- [Dataset excerpt]
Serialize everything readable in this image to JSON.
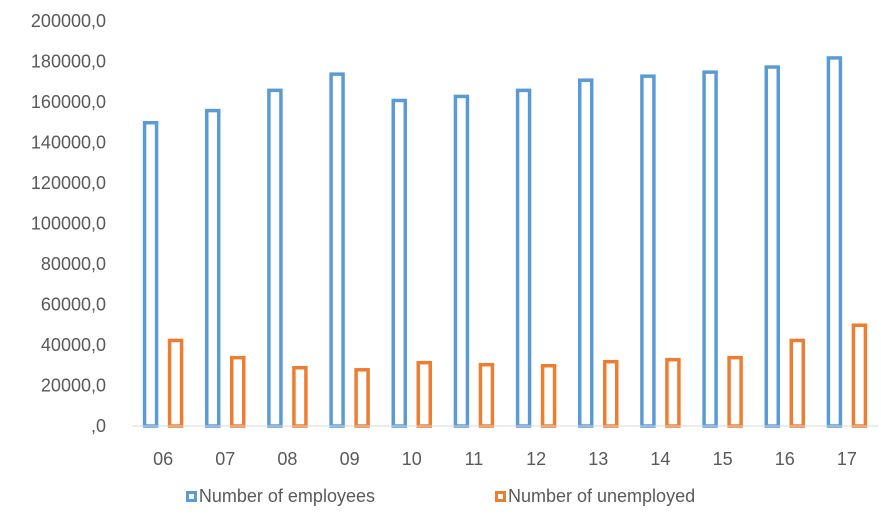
{
  "chart_data": {
    "type": "bar",
    "title": "",
    "xlabel": "",
    "ylabel": "",
    "ylim": [
      0,
      200000
    ],
    "y_ticks": [
      0,
      20000,
      40000,
      60000,
      80000,
      100000,
      120000,
      140000,
      160000,
      180000,
      200000
    ],
    "y_tick_labels": [
      ",0",
      "20000,0",
      "40000,0",
      "60000,0",
      "80000,0",
      "100000,0",
      "120000,0",
      "140000,0",
      "160000,0",
      "180000,0",
      "200000,0"
    ],
    "categories": [
      "06",
      "07",
      "08",
      "09",
      "10",
      "11",
      "12",
      "13",
      "14",
      "15",
      "16",
      "17"
    ],
    "series": [
      {
        "name": "Number of employees",
        "color": "#5B9BD5",
        "values": [
          150500,
          156500,
          166500,
          174500,
          161500,
          163500,
          166500,
          171500,
          173500,
          175500,
          178000,
          182500
        ]
      },
      {
        "name": "Number of unemployed",
        "color": "#ED7D31",
        "values": [
          43000,
          34500,
          29500,
          28500,
          32000,
          31000,
          30500,
          32500,
          33500,
          34500,
          43000,
          50500
        ]
      }
    ],
    "grid": false,
    "legend_position": "bottom"
  }
}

- [Set problem]
Each record above must be returned exactly as written, with its pictures omitted.

- [Written response]
Serialize everything readable in this image to JSON.
{
  "chart_data": {
    "type": "bar",
    "title": "",
    "xlabel": "",
    "ylabel": "",
    "ylim": [
      0,
      200000
    ],
    "y_ticks": [
      0,
      20000,
      40000,
      60000,
      80000,
      100000,
      120000,
      140000,
      160000,
      180000,
      200000
    ],
    "y_tick_labels": [
      ",0",
      "20000,0",
      "40000,0",
      "60000,0",
      "80000,0",
      "100000,0",
      "120000,0",
      "140000,0",
      "160000,0",
      "180000,0",
      "200000,0"
    ],
    "categories": [
      "06",
      "07",
      "08",
      "09",
      "10",
      "11",
      "12",
      "13",
      "14",
      "15",
      "16",
      "17"
    ],
    "series": [
      {
        "name": "Number of employees",
        "color": "#5B9BD5",
        "values": [
          150500,
          156500,
          166500,
          174500,
          161500,
          163500,
          166500,
          171500,
          173500,
          175500,
          178000,
          182500
        ]
      },
      {
        "name": "Number of unemployed",
        "color": "#ED7D31",
        "values": [
          43000,
          34500,
          29500,
          28500,
          32000,
          31000,
          30500,
          32500,
          33500,
          34500,
          43000,
          50500
        ]
      }
    ],
    "grid": false,
    "legend_position": "bottom"
  }
}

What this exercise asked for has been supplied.